— START ENTRIES SHOWN —
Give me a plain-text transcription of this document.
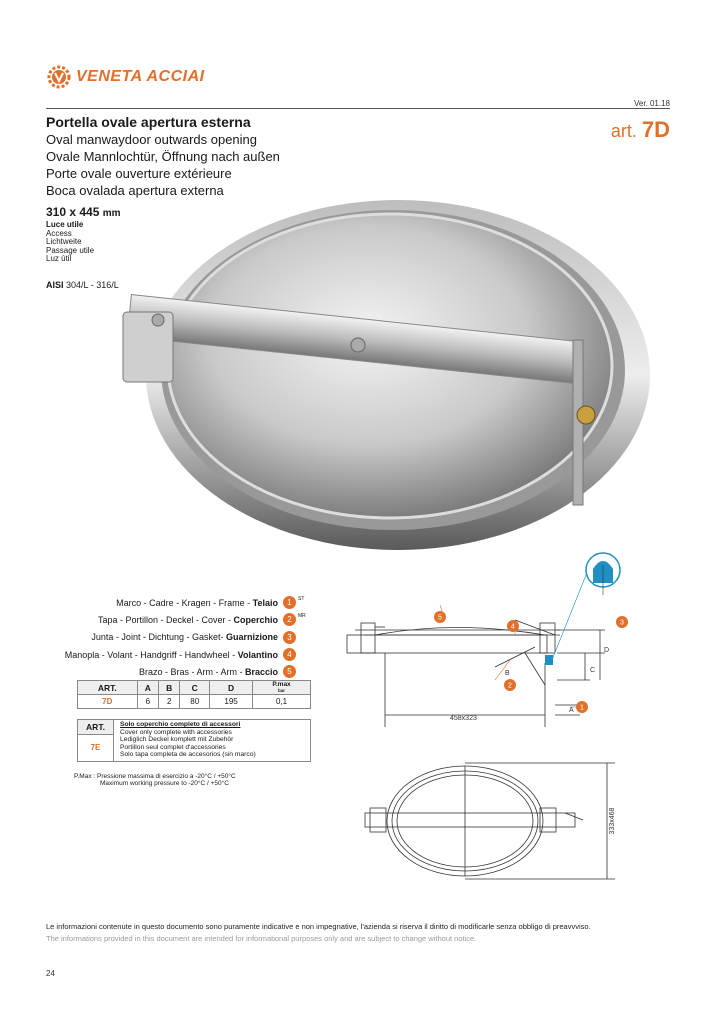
VENETA ACCIAI
Ver. 01.18
art. 7D
Portella ovale apertura esterna
Oval manwaydoor outwards opening
Ovale Mannlochtür, Öffnung nach außen
Porte ovale ouverture extérieure
Boca ovalada apertura externa
310 x 445 mm
Luce utile
Access
Lichtweite
Passage utile
Luz útil
AISI 304/L - 316/L
Marco - Cadre - Kragen - Frame - Telaio	1	ST
Tapa - Portillon - Deckel - Cover - Coperchio	2	MR
Junta - Joint - Dichtung - Gasket- Guarnizione	3
Manopla - Volant - Handgriff - Handwheel - Volantino	4
Brazo - Bras - Arm - Arm - Braccio	5
ART.	A	B	C	D	P.max
bar

7D	6	2	80	195	0,1
ART.	Solo coperchio completo di accessori
Cover only complete with accessories
Lediglich Deckel komplett mit Zubehör
Portillon seul complet d'accessories
Solo tapa completa de accesorios (sin marco)

7E
P.Max : Pressione massima di esercizio a -20°C / +50°C
Maximum working pressure to -20°C / +50°C
458x323
A
B	C
D
1
2
3
4
5
333x468
Le informazioni contenute in questo documento sono puramente indicative e non impegnative, l'azienda si riserva il diritto di modificarle senza obbligo di preavvviso.
The informations provided in this document are intended for informational purposes only and are subject to change without notice.
24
— END ENTRIES SHOWN —
* _WRITTEN REQUEST_: Write out the records above exactly as they appear, leaving out any pictures.

* _PROBLEM SOLUTION_:
Give me a plain-text transcription of this document.
VENETA ACCIAI
Ver. 01.18
art. 7D
Portella ovale apertura esterna
Oval manwaydoor outwards opening
Ovale Mannlochtür, Öffnung nach außen
Porte ovale ouverture extérieure
Boca ovalada apertura externa
310 x 445 mm
Luce utile
Access
Lichtweite
Passage utile
Luz útil
AISI 304/L - 316/L
Marco - Cadre - Kragen - Frame - Telaio	1	ST
Tapa - Portillon - Deckel - Cover - Coperchio	2	MR
Junta - Joint - Dichtung - Gasket- Guarnizione	3
Manopla - Volant - Handgriff - Handwheel - Volantino	4
Brazo - Bras - Arm - Arm - Braccio	5
ART.	A	B	C	D	P.max
bar

7D	6	2	80	195	0,1
ART.	Solo coperchio completo di accessori
Cover only complete with accessories
Lediglich Deckel komplett mit Zubehör
Portillon seul complet d'accessories
Solo tapa completa de accesorios (sin marco)

7E
P.Max : Pressione massima di esercizio a -20°C / +50°C
Maximum working pressure to -20°C / +50°C
458x323
A
B	C
D
1
2
3
4
5
333x468
Le informazioni contenute in questo documento sono puramente indicative e non impegnative, l'azienda si riserva il diritto di modificarle senza obbligo di preavvviso.
The informations provided in this document are intended for informational purposes only and are subject to change without notice.
24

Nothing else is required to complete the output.